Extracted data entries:
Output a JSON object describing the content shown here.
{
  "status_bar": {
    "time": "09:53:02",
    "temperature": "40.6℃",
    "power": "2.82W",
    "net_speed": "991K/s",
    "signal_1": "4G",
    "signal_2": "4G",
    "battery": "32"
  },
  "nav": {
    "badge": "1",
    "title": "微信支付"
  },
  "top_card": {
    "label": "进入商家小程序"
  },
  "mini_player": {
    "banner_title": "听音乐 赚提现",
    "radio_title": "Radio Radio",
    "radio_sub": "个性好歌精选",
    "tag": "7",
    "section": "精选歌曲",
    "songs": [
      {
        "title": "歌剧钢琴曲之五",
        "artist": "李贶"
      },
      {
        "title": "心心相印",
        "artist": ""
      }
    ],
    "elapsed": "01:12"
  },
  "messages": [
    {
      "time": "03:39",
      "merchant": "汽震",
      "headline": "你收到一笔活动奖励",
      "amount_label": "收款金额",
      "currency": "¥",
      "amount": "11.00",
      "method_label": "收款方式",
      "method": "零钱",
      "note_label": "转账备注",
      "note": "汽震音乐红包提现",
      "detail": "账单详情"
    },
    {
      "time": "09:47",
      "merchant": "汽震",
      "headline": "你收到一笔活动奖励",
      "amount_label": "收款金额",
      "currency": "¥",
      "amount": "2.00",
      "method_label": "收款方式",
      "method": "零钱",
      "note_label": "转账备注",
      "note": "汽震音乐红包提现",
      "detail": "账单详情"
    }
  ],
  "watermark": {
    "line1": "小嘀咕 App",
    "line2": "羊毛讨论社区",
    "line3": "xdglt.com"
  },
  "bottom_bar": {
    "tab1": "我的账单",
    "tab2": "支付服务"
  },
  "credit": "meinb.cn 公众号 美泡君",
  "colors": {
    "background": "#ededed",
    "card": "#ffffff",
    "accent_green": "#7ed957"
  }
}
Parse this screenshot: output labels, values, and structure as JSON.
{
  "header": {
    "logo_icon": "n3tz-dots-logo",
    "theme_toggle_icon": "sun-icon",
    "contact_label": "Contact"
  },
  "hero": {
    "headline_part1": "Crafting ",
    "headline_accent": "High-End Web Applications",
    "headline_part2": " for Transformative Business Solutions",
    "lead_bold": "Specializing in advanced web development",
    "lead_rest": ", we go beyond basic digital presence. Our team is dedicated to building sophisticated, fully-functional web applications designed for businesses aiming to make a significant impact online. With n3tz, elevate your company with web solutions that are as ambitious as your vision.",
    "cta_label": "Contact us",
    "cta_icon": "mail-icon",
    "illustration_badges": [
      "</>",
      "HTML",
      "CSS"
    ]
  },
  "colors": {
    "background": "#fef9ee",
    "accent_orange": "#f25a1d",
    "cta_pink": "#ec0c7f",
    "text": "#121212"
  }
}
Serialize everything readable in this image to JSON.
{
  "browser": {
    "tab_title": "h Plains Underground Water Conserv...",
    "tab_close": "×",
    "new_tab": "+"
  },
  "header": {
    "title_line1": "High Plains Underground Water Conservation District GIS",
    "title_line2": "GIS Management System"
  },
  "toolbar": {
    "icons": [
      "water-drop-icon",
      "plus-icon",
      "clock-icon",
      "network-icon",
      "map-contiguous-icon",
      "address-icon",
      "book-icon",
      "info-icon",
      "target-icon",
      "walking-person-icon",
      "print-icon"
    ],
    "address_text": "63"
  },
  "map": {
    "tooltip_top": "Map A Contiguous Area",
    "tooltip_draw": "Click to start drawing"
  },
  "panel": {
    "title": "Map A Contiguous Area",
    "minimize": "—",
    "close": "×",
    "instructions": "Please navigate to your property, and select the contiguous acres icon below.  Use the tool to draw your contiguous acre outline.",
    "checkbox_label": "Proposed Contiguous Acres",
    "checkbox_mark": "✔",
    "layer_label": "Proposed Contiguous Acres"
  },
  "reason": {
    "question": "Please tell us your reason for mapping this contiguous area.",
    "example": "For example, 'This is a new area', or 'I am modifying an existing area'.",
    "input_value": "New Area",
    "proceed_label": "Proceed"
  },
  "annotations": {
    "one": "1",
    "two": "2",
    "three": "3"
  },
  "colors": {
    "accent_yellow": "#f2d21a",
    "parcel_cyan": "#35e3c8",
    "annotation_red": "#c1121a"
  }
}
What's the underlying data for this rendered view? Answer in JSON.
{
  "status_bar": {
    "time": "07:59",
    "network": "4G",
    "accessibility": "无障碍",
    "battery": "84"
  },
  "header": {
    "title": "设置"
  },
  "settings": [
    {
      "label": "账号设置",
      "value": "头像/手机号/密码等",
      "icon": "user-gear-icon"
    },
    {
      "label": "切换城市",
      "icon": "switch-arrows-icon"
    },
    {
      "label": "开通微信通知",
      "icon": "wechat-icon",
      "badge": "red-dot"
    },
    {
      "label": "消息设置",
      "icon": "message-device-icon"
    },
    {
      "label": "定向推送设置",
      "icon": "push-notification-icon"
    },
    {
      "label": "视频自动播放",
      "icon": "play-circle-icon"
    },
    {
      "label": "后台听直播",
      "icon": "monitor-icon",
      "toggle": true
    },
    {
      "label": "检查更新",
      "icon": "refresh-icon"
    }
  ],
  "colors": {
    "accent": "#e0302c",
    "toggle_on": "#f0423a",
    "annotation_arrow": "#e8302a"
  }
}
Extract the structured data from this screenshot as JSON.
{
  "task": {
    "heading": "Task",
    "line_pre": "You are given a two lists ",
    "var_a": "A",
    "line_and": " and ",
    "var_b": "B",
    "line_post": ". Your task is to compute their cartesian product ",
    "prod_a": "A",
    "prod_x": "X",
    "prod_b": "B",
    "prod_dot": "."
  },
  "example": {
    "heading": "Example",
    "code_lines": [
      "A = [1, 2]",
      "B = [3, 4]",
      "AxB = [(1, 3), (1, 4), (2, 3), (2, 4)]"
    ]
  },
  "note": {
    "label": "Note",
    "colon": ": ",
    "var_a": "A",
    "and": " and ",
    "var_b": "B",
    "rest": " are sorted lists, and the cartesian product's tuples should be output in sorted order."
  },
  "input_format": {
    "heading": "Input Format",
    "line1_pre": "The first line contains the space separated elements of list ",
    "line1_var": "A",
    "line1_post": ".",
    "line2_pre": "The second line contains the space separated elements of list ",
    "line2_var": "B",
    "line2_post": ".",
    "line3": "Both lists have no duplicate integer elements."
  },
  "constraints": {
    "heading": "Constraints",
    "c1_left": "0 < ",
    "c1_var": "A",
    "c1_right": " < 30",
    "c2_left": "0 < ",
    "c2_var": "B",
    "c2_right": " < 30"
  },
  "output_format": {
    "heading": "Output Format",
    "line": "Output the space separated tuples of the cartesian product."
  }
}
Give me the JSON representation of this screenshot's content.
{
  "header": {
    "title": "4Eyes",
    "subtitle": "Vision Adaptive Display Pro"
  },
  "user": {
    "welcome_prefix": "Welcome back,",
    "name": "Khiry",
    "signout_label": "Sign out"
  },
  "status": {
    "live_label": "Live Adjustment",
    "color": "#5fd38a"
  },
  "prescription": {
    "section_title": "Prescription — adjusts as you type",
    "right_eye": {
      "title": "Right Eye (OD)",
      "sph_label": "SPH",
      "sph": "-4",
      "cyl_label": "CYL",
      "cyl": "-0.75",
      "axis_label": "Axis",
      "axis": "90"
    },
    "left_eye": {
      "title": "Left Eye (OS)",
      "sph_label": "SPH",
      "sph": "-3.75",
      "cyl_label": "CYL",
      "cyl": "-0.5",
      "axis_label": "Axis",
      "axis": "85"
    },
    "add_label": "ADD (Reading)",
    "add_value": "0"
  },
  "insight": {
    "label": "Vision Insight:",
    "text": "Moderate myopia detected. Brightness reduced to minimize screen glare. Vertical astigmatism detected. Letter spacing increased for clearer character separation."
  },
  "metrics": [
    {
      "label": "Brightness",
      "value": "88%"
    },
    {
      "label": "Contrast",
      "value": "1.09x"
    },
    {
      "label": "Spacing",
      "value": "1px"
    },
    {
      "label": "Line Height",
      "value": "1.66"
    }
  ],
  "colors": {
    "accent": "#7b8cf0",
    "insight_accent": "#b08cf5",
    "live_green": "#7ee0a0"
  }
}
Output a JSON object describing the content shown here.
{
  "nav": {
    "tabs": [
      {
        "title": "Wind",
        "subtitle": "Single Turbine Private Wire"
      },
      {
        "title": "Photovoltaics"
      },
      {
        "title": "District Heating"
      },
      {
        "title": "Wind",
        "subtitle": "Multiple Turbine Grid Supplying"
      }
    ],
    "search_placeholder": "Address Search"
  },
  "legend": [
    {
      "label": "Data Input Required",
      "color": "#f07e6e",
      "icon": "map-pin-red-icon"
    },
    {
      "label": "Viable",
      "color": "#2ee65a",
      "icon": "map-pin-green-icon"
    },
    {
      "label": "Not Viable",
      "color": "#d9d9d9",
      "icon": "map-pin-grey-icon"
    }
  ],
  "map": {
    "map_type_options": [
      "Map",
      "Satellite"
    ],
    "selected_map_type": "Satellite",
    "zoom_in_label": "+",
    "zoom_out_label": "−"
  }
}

**Exercise instructions:**
Take every line that includes the string "subtitle" and copy it.

**Reply:**
    "subtitle": "Vision Adaptive Display Pro"
        "subtitle": "Single Turbine Private Wire"
        "subtitle": "Multiple Turbine Grid Supplying"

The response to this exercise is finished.